* _Required work_: In the rows below, change each "town-marker-icon" to "city-marker-icon" and leave everything else the same.
+++ Information provided
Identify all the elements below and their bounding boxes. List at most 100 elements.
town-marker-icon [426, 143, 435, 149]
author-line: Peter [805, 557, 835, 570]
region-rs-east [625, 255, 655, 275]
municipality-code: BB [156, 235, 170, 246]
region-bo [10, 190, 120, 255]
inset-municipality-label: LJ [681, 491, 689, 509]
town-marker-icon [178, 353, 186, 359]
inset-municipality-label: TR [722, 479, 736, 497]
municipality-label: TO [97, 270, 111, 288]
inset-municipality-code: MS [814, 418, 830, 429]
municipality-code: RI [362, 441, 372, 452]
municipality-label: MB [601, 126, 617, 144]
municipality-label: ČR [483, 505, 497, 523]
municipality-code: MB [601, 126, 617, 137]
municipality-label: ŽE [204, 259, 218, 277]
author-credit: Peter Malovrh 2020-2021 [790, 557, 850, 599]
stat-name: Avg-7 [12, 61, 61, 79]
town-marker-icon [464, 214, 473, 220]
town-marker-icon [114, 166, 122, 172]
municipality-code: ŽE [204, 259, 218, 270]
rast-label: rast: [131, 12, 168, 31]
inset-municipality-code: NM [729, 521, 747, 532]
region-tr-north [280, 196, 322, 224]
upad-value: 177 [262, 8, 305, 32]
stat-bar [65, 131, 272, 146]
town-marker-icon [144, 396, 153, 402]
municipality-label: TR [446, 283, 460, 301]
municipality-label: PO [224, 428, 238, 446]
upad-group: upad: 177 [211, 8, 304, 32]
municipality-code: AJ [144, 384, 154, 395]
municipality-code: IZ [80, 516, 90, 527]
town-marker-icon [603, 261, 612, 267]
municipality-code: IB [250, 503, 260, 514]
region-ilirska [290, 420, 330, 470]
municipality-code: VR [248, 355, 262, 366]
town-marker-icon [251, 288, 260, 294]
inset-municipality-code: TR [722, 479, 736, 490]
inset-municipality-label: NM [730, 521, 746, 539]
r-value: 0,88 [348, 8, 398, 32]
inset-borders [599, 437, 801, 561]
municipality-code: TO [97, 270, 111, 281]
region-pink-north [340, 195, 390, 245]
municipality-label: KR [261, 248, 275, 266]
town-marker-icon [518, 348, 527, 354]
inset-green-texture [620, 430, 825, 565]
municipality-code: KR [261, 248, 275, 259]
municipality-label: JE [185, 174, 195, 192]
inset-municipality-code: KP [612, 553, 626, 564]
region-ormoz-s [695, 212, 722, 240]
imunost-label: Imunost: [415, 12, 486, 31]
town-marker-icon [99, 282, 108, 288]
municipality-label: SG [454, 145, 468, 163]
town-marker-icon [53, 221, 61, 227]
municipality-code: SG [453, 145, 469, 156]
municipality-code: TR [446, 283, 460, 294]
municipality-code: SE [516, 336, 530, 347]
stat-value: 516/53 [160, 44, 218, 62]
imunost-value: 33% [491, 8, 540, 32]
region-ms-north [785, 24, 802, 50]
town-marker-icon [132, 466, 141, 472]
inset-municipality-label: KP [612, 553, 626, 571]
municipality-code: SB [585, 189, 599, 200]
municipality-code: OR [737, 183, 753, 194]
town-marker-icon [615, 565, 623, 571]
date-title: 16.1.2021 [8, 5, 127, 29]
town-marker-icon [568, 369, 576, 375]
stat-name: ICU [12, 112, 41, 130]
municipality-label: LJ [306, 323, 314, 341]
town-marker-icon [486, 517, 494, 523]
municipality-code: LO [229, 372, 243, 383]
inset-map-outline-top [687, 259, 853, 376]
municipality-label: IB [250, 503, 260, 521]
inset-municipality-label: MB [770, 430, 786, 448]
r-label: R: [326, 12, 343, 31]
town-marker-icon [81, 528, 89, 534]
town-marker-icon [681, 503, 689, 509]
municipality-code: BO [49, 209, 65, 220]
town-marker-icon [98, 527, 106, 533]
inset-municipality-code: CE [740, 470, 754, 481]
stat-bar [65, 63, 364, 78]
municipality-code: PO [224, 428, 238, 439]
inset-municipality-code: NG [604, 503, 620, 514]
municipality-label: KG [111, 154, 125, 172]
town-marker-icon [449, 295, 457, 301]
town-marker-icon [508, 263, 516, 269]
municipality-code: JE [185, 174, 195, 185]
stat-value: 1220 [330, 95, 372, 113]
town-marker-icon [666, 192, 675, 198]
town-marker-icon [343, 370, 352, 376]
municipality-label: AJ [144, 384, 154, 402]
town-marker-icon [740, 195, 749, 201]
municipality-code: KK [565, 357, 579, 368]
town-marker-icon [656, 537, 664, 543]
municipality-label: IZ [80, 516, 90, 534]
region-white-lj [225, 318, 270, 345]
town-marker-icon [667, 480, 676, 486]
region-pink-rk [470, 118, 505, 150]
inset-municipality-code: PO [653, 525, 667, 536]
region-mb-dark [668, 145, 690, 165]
++++++
* _Solution below_:
Identify all the elements below and their bounding boxes. List at most 100 elements.
city-marker-icon [426, 143, 435, 149]
author-line: Peter [805, 557, 835, 570]
region-rs-east [625, 255, 655, 275]
municipality-code: BB [156, 235, 170, 246]
region-bo [10, 190, 120, 255]
inset-municipality-label: LJ [681, 491, 689, 509]
city-marker-icon [178, 353, 186, 359]
inset-municipality-label: TR [722, 479, 736, 497]
municipality-label: TO [97, 270, 111, 288]
inset-municipality-code: MS [814, 418, 830, 429]
municipality-code: RI [362, 441, 372, 452]
municipality-label: MB [601, 126, 617, 144]
municipality-label: ČR [483, 505, 497, 523]
municipality-code: MB [601, 126, 617, 137]
municipality-label: ŽE [204, 259, 218, 277]
author-credit: Peter Malovrh 2020-2021 [790, 557, 850, 599]
stat-name: Avg-7 [12, 61, 61, 79]
city-marker-icon [464, 214, 473, 220]
city-marker-icon [114, 166, 122, 172]
municipality-code: ŽE [204, 259, 218, 270]
rast-label: rast: [131, 12, 168, 31]
inset-municipality-code: NM [729, 521, 747, 532]
region-tr-north [280, 196, 322, 224]
upad-value: 177 [262, 8, 305, 32]
stat-bar [65, 131, 272, 146]
city-marker-icon [144, 396, 153, 402]
municipality-label: TR [446, 283, 460, 301]
municipality-label: PO [224, 428, 238, 446]
upad-group: upad: 177 [211, 8, 304, 32]
municipality-code: AJ [144, 384, 154, 395]
municipality-code: IZ [80, 516, 90, 527]
city-marker-icon [603, 261, 612, 267]
municipality-code: IB [250, 503, 260, 514]
region-ilirska [290, 420, 330, 470]
municipality-code: VR [248, 355, 262, 366]
city-marker-icon [251, 288, 260, 294]
inset-municipality-code: TR [722, 479, 736, 490]
inset-municipality-label: NM [730, 521, 746, 539]
r-value: 0,88 [348, 8, 398, 32]
inset-borders [599, 437, 801, 561]
municipality-code: TO [97, 270, 111, 281]
region-pink-north [340, 195, 390, 245]
municipality-label: KR [261, 248, 275, 266]
city-marker-icon [518, 348, 527, 354]
inset-green-texture [620, 430, 825, 565]
municipality-code: KR [261, 248, 275, 259]
municipality-label: JE [185, 174, 195, 192]
inset-municipality-code: KP [612, 553, 626, 564]
region-ormoz-s [695, 212, 722, 240]
imunost-label: Imunost: [415, 12, 486, 31]
city-marker-icon [99, 282, 108, 288]
municipality-label: SG [454, 145, 468, 163]
city-marker-icon [53, 221, 61, 227]
municipality-code: SG [453, 145, 469, 156]
municipality-code: TR [446, 283, 460, 294]
municipality-code: SE [516, 336, 530, 347]
stat-value: 516/53 [160, 44, 218, 62]
imunost-value: 33% [491, 8, 540, 32]
region-ms-north [785, 24, 802, 50]
city-marker-icon [132, 466, 141, 472]
inset-municipality-label: KP [612, 553, 626, 571]
municipality-code: SB [585, 189, 599, 200]
municipality-code: OR [737, 183, 753, 194]
city-marker-icon [615, 565, 623, 571]
date-title: 16.1.2021 [8, 5, 127, 29]
city-marker-icon [568, 369, 576, 375]
stat-name: ICU [12, 112, 41, 130]
municipality-label: LJ [306, 323, 314, 341]
city-marker-icon [486, 517, 494, 523]
municipality-code: LO [229, 372, 243, 383]
inset-map-outline-top [687, 259, 853, 376]
municipality-label: IB [250, 503, 260, 521]
inset-municipality-label: MB [770, 430, 786, 448]
r-label: R: [326, 12, 343, 31]
city-marker-icon [81, 528, 89, 534]
city-marker-icon [681, 503, 689, 509]
municipality-code: BO [49, 209, 65, 220]
city-marker-icon [98, 527, 106, 533]
inset-municipality-code: CE [740, 470, 754, 481]
stat-bar [65, 63, 364, 78]
municipality-code: PO [224, 428, 238, 439]
inset-municipality-code: NG [604, 503, 620, 514]
municipality-label: KG [111, 154, 125, 172]
city-marker-icon [449, 295, 457, 301]
city-marker-icon [508, 263, 516, 269]
municipality-code: JE [185, 174, 195, 185]
stat-value: 1220 [330, 95, 372, 113]
city-marker-icon [666, 192, 675, 198]
city-marker-icon [343, 370, 352, 376]
municipality-label: AJ [144, 384, 154, 402]
city-marker-icon [740, 195, 749, 201]
municipality-code: KK [565, 357, 579, 368]
city-marker-icon [656, 537, 664, 543]
municipality-label: IZ [80, 516, 90, 534]
region-white-lj [225, 318, 270, 345]
city-marker-icon [667, 480, 676, 486]
region-pink-rk [470, 118, 505, 150]
inset-municipality-code: PO [653, 525, 667, 536]
region-mb-dark [668, 145, 690, 165]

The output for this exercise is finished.